What you will do
Repeat each entry word for word. Leave any images out of the copy.

Stored data entries
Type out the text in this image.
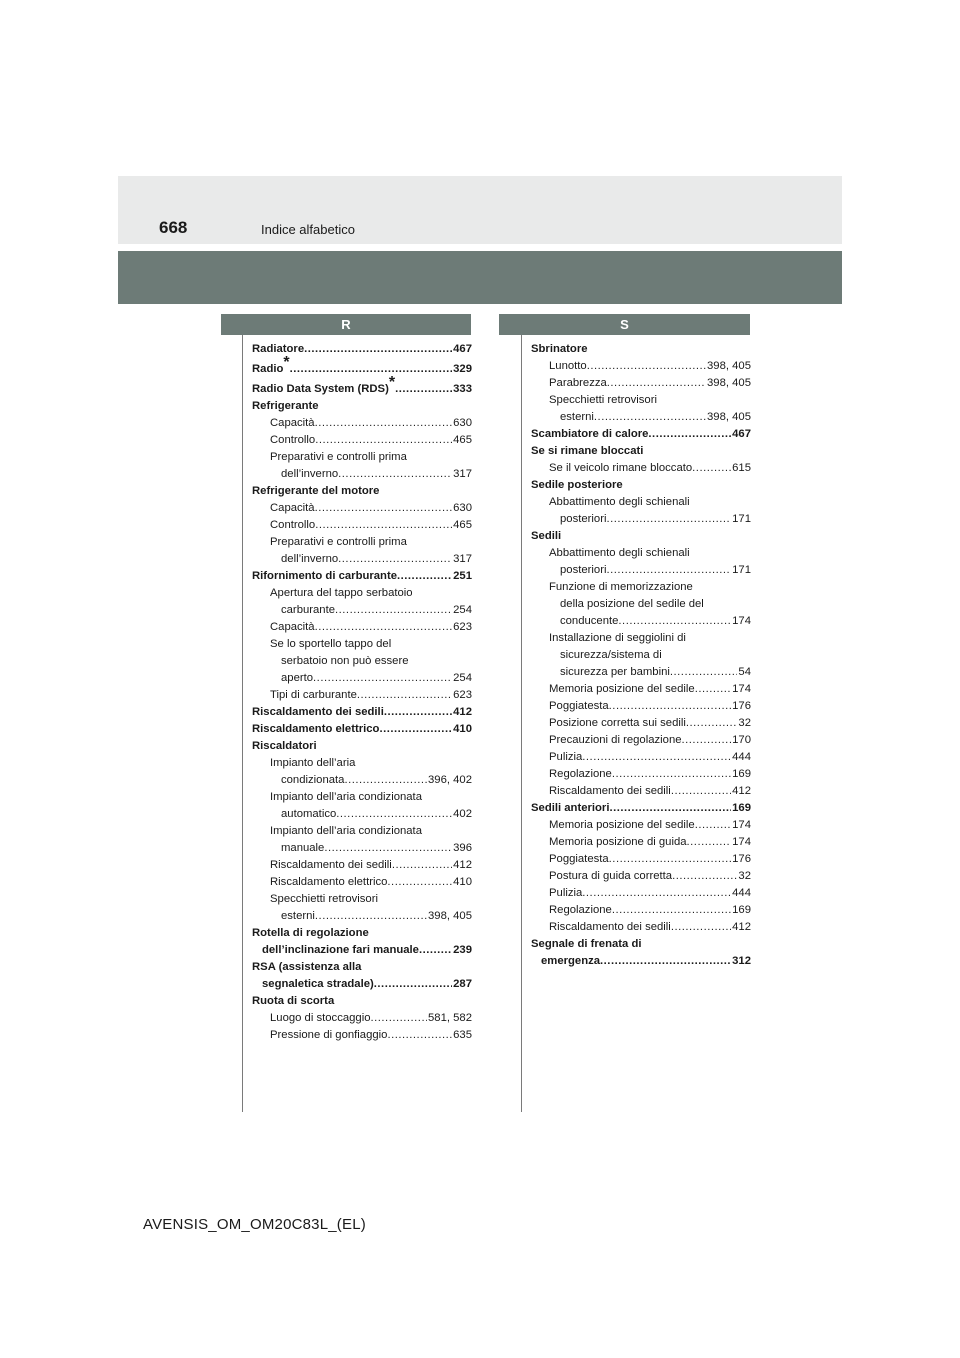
668	Indice alfabetico
R	S
Radiatore .....	467
Radio* .....	329
Radio Data System (RDS)* .....	333
Refrigerante
Capacità .....	630
Controllo .....	465
Preparativi e controlli prima
dell’inverno .....	317
Refrigerante del motore
Capacità .....	630
Controllo .....	465
Preparativi e controlli prima
dell’inverno .....	317
Rifornimento di carburante .....	251
Apertura del tappo serbatoio
carburante .....	254
Capacità .....	623
Se lo sportello tappo del
serbatoio non può essere
aperto .....	254
Tipi di carburante .....	623
Riscaldamento dei sedili .....	412
Riscaldamento elettrico .....	410
Riscaldatori
Impianto dell’aria
condizionata .....	396, 402
Impianto dell’aria condizionata
automatico .....	402
Impianto dell’aria condizionata
manuale .....	396
Riscaldamento dei sedili .....	412
Riscaldamento elettrico .....	410
Specchietti retrovisori
esterni .....	398, 405
Rotella di regolazione
dell’inclinazione fari manuale .....	239
RSA (assistenza alla
segnaletica stradale) .....	287
Ruota di scorta
Luogo di stoccaggio .....	581, 582
Pressione di gonfiaggio .....	635
Sbrinatore
Lunotto .....	398, 405
Parabrezza .....	398, 405
Specchietti retrovisori
esterni .....	398, 405
Scambiatore di calore .....	467
Se si rimane bloccati
Se il veicolo rimane bloccato .....	615
Sedile posteriore
Abbattimento degli schienali
posteriori .....	171
Sedili
Abbattimento degli schienali
posteriori .....	171
Funzione di memorizzazione
della posizione del sedile del
conducente .....	174
Installazione di seggiolini di
sicurezza/sistema di
sicurezza per bambini .....	54
Memoria posizione del sedile .....	174
Poggiatesta .....	176
Posizione corretta sui sedili .....	32
Precauzioni di regolazione .....	170
Pulizia .....	444
Regolazione .....	169
Riscaldamento dei sedili .....	412
Sedili anteriori .....	169
Memoria posizione del sedile .....	174
Memoria posizione di guida .....	174
Poggiatesta .....	176
Postura di guida corretta .....	32
Pulizia .....	444
Regolazione .....	169
Riscaldamento dei sedili .....	412
Segnale di frenata di
emergenza .....	312
AVENSIS_OM_OM20C83L_(EL)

Reply to the task
Type out the text in this image.
668	Indice alfabetico
R	S
Radiatore .....	467
Radio* .....	329
Radio Data System (RDS)* .....	333
Refrigerante
Capacità .....	630
Controllo .....	465
Preparativi e controlli prima
dell’inverno .....	317
Refrigerante del motore
Capacità .....	630
Controllo .....	465
Preparativi e controlli prima
dell’inverno .....	317
Rifornimento di carburante .....	251
Apertura del tappo serbatoio
carburante .....	254
Capacità .....	623
Se lo sportello tappo del
serbatoio non può essere
aperto .....	254
Tipi di carburante .....	623
Riscaldamento dei sedili .....	412
Riscaldamento elettrico .....	410
Riscaldatori
Impianto dell’aria
condizionata .....	396, 402
Impianto dell’aria condizionata
automatico .....	402
Impianto dell’aria condizionata
manuale .....	396
Riscaldamento dei sedili .....	412
Riscaldamento elettrico .....	410
Specchietti retrovisori
esterni .....	398, 405
Rotella di regolazione
dell’inclinazione fari manuale .....	239
RSA (assistenza alla
segnaletica stradale) .....	287
Ruota di scorta
Luogo di stoccaggio .....	581, 582
Pressione di gonfiaggio .....	635
Sbrinatore
Lunotto .....	398, 405
Parabrezza .....	398, 405
Specchietti retrovisori
esterni .....	398, 405
Scambiatore di calore .....	467
Se si rimane bloccati
Se il veicolo rimane bloccato .....	615
Sedile posteriore
Abbattimento degli schienali
posteriori .....	171
Sedili
Abbattimento degli schienali
posteriori .....	171
Funzione di memorizzazione
della posizione del sedile del
conducente .....	174
Installazione di seggiolini di
sicurezza/sistema di
sicurezza per bambini .....	54
Memoria posizione del sedile .....	174
Poggiatesta .....	176
Posizione corretta sui sedili .....	32
Precauzioni di regolazione .....	170
Pulizia .....	444
Regolazione .....	169
Riscaldamento dei sedili .....	412
Sedili anteriori .....	169
Memoria posizione del sedile .....	174
Memoria posizione di guida .....	174
Poggiatesta .....	176
Postura di guida corretta .....	32
Pulizia .....	444
Regolazione .....	169
Riscaldamento dei sedili .....	412
Segnale di frenata di
emergenza .....	312
AVENSIS_OM_OM20C83L_(EL)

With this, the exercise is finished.